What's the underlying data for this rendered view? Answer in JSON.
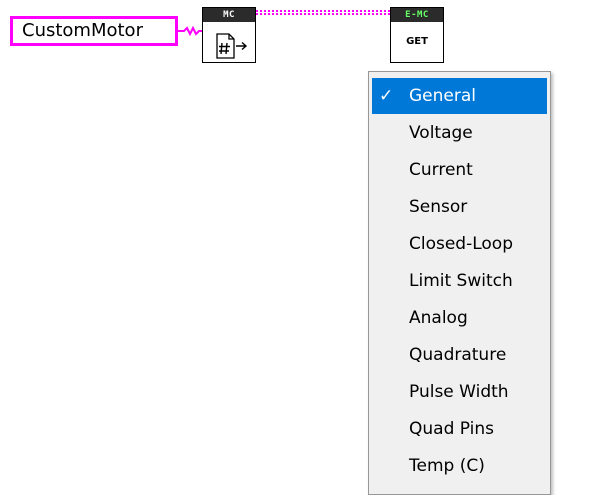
{
  "constant": {
    "value": "CustomMotor",
    "color": "#ff00ff"
  },
  "nodes": {
    "mc": {
      "banner": "MC",
      "icon": "number-to-string-icon"
    },
    "emc": {
      "banner": "E-MC",
      "label": "GET",
      "banner_text_color": "#66ff66"
    }
  },
  "wire_color": "#ff00ff",
  "menu": {
    "selected_index": 0,
    "selected_color": "#0078d7",
    "items": [
      {
        "label": "General",
        "checked": true
      },
      {
        "label": "Voltage",
        "checked": false
      },
      {
        "label": "Current",
        "checked": false
      },
      {
        "label": "Sensor",
        "checked": false
      },
      {
        "label": "Closed-Loop",
        "checked": false
      },
      {
        "label": "Limit Switch",
        "checked": false
      },
      {
        "label": "Analog",
        "checked": false
      },
      {
        "label": "Quadrature",
        "checked": false
      },
      {
        "label": "Pulse Width",
        "checked": false
      },
      {
        "label": "Quad Pins",
        "checked": false
      },
      {
        "label": "Temp (C)",
        "checked": false
      }
    ]
  }
}
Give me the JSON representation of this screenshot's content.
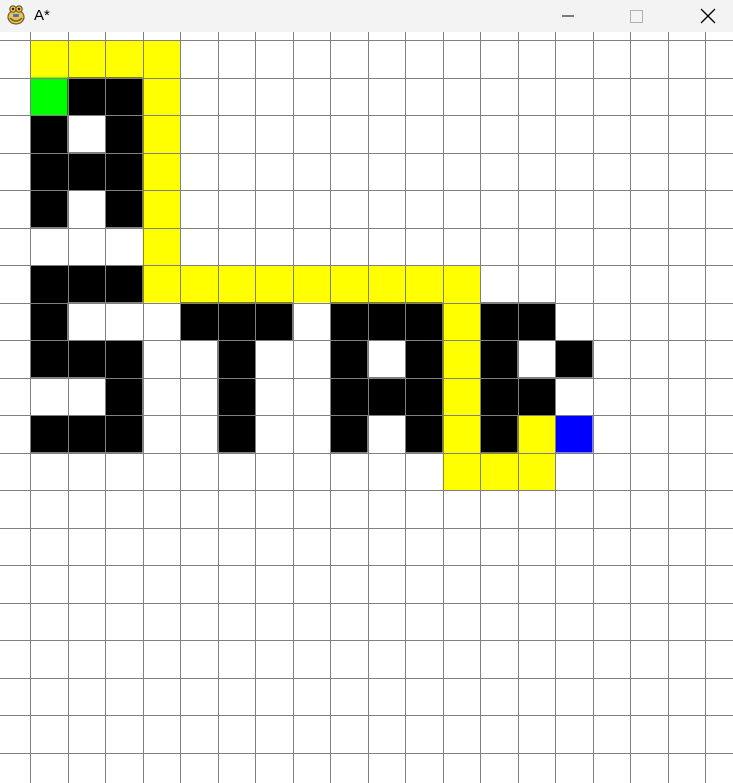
{
  "window": {
    "title": "A*"
  },
  "icons": {
    "app": "python-snake-icon",
    "minimize": "minimize-icon",
    "maximize": "maximize-icon",
    "close": "close-icon"
  },
  "colors": {
    "background": "#ffffff",
    "grid_line": "#808080",
    "wall": "#000000",
    "path": "#ffff00",
    "start": "#00ff00",
    "end": "#0000ff",
    "titlebar": "#f3f3f3"
  },
  "grid": {
    "columns": 20,
    "rows": 20,
    "start": [
      0,
      1
    ],
    "end": [
      14,
      10
    ],
    "walls": [
      [
        1,
        1
      ],
      [
        2,
        1
      ],
      [
        0,
        2
      ],
      [
        2,
        2
      ],
      [
        0,
        3
      ],
      [
        1,
        3
      ],
      [
        2,
        3
      ],
      [
        0,
        4
      ],
      [
        2,
        4
      ],
      [
        0,
        6
      ],
      [
        1,
        6
      ],
      [
        2,
        6
      ],
      [
        0,
        7
      ],
      [
        4,
        7
      ],
      [
        5,
        7
      ],
      [
        6,
        7
      ],
      [
        8,
        7
      ],
      [
        9,
        7
      ],
      [
        10,
        7
      ],
      [
        12,
        7
      ],
      [
        13,
        7
      ],
      [
        0,
        8
      ],
      [
        1,
        8
      ],
      [
        2,
        8
      ],
      [
        5,
        8
      ],
      [
        8,
        8
      ],
      [
        10,
        8
      ],
      [
        12,
        8
      ],
      [
        14,
        8
      ],
      [
        2,
        9
      ],
      [
        5,
        9
      ],
      [
        8,
        9
      ],
      [
        9,
        9
      ],
      [
        10,
        9
      ],
      [
        12,
        9
      ],
      [
        13,
        9
      ],
      [
        0,
        10
      ],
      [
        1,
        10
      ],
      [
        2,
        10
      ],
      [
        5,
        10
      ],
      [
        8,
        10
      ],
      [
        10,
        10
      ],
      [
        12,
        10
      ]
    ],
    "path": [
      [
        0,
        0
      ],
      [
        1,
        0
      ],
      [
        2,
        0
      ],
      [
        3,
        0
      ],
      [
        3,
        1
      ],
      [
        3,
        2
      ],
      [
        3,
        3
      ],
      [
        3,
        4
      ],
      [
        3,
        5
      ],
      [
        3,
        6
      ],
      [
        4,
        6
      ],
      [
        5,
        6
      ],
      [
        6,
        6
      ],
      [
        7,
        6
      ],
      [
        8,
        6
      ],
      [
        9,
        6
      ],
      [
        10,
        6
      ],
      [
        11,
        6
      ],
      [
        11,
        7
      ],
      [
        11,
        8
      ],
      [
        11,
        9
      ],
      [
        11,
        10
      ],
      [
        11,
        11
      ],
      [
        12,
        11
      ],
      [
        13,
        11
      ],
      [
        13,
        10
      ]
    ]
  }
}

AIM: Restate each line of the records exactly; pictures do not belong in the copy.

OUTPUT FOR THIS EXERCISE:
What's the underlying data for this rendered view? Answer in JSON.
{
  "constant": {
    "value": "CustomMotor",
    "color": "#ff00ff"
  },
  "nodes": {
    "mc": {
      "banner": "MC",
      "icon": "number-to-string-icon"
    },
    "emc": {
      "banner": "E-MC",
      "label": "GET",
      "banner_text_color": "#66ff66"
    }
  },
  "wire_color": "#ff00ff",
  "menu": {
    "selected_index": 0,
    "selected_color": "#0078d7",
    "items": [
      {
        "label": "General",
        "checked": true
      },
      {
        "label": "Voltage",
        "checked": false
      },
      {
        "label": "Current",
        "checked": false
      },
      {
        "label": "Sensor",
        "checked": false
      },
      {
        "label": "Closed-Loop",
        "checked": false
      },
      {
        "label": "Limit Switch",
        "checked": false
      },
      {
        "label": "Analog",
        "checked": false
      },
      {
        "label": "Quadrature",
        "checked": false
      },
      {
        "label": "Pulse Width",
        "checked": false
      },
      {
        "label": "Quad Pins",
        "checked": false
      },
      {
        "label": "Temp (C)",
        "checked": false
      }
    ]
  }
}
Give me the JSON representation of this screenshot's content.
{
  "window": {
    "title": "A*"
  },
  "icons": {
    "app": "python-snake-icon",
    "minimize": "minimize-icon",
    "maximize": "maximize-icon",
    "close": "close-icon"
  },
  "colors": {
    "background": "#ffffff",
    "grid_line": "#808080",
    "wall": "#000000",
    "path": "#ffff00",
    "start": "#00ff00",
    "end": "#0000ff",
    "titlebar": "#f3f3f3"
  },
  "grid": {
    "columns": 20,
    "rows": 20,
    "start": [
      0,
      1
    ],
    "end": [
      14,
      10
    ],
    "walls": [
      [
        1,
        1
      ],
      [
        2,
        1
      ],
      [
        0,
        2
      ],
      [
        2,
        2
      ],
      [
        0,
        3
      ],
      [
        1,
        3
      ],
      [
        2,
        3
      ],
      [
        0,
        4
      ],
      [
        2,
        4
      ],
      [
        0,
        6
      ],
      [
        1,
        6
      ],
      [
        2,
        6
      ],
      [
        0,
        7
      ],
      [
        4,
        7
      ],
      [
        5,
        7
      ],
      [
        6,
        7
      ],
      [
        8,
        7
      ],
      [
        9,
        7
      ],
      [
        10,
        7
      ],
      [
        12,
        7
      ],
      [
        13,
        7
      ],
      [
        0,
        8
      ],
      [
        1,
        8
      ],
      [
        2,
        8
      ],
      [
        5,
        8
      ],
      [
        8,
        8
      ],
      [
        10,
        8
      ],
      [
        12,
        8
      ],
      [
        14,
        8
      ],
      [
        2,
        9
      ],
      [
        5,
        9
      ],
      [
        8,
        9
      ],
      [
        9,
        9
      ],
      [
        10,
        9
      ],
      [
        12,
        9
      ],
      [
        13,
        9
      ],
      [
        0,
        10
      ],
      [
        1,
        10
      ],
      [
        2,
        10
      ],
      [
        5,
        10
      ],
      [
        8,
        10
      ],
      [
        10,
        10
      ],
      [
        12,
        10
      ]
    ],
    "path": [
      [
        0,
        0
      ],
      [
        1,
        0
      ],
      [
        2,
        0
      ],
      [
        3,
        0
      ],
      [
        3,
        1
      ],
      [
        3,
        2
      ],
      [
        3,
        3
      ],
      [
        3,
        4
      ],
      [
        3,
        5
      ],
      [
        3,
        6
      ],
      [
        4,
        6
      ],
      [
        5,
        6
      ],
      [
        6,
        6
      ],
      [
        7,
        6
      ],
      [
        8,
        6
      ],
      [
        9,
        6
      ],
      [
        10,
        6
      ],
      [
        11,
        6
      ],
      [
        11,
        7
      ],
      [
        11,
        8
      ],
      [
        11,
        9
      ],
      [
        11,
        10
      ],
      [
        11,
        11
      ],
      [
        12,
        11
      ],
      [
        13,
        11
      ],
      [
        13,
        10
      ]
    ]
  }
}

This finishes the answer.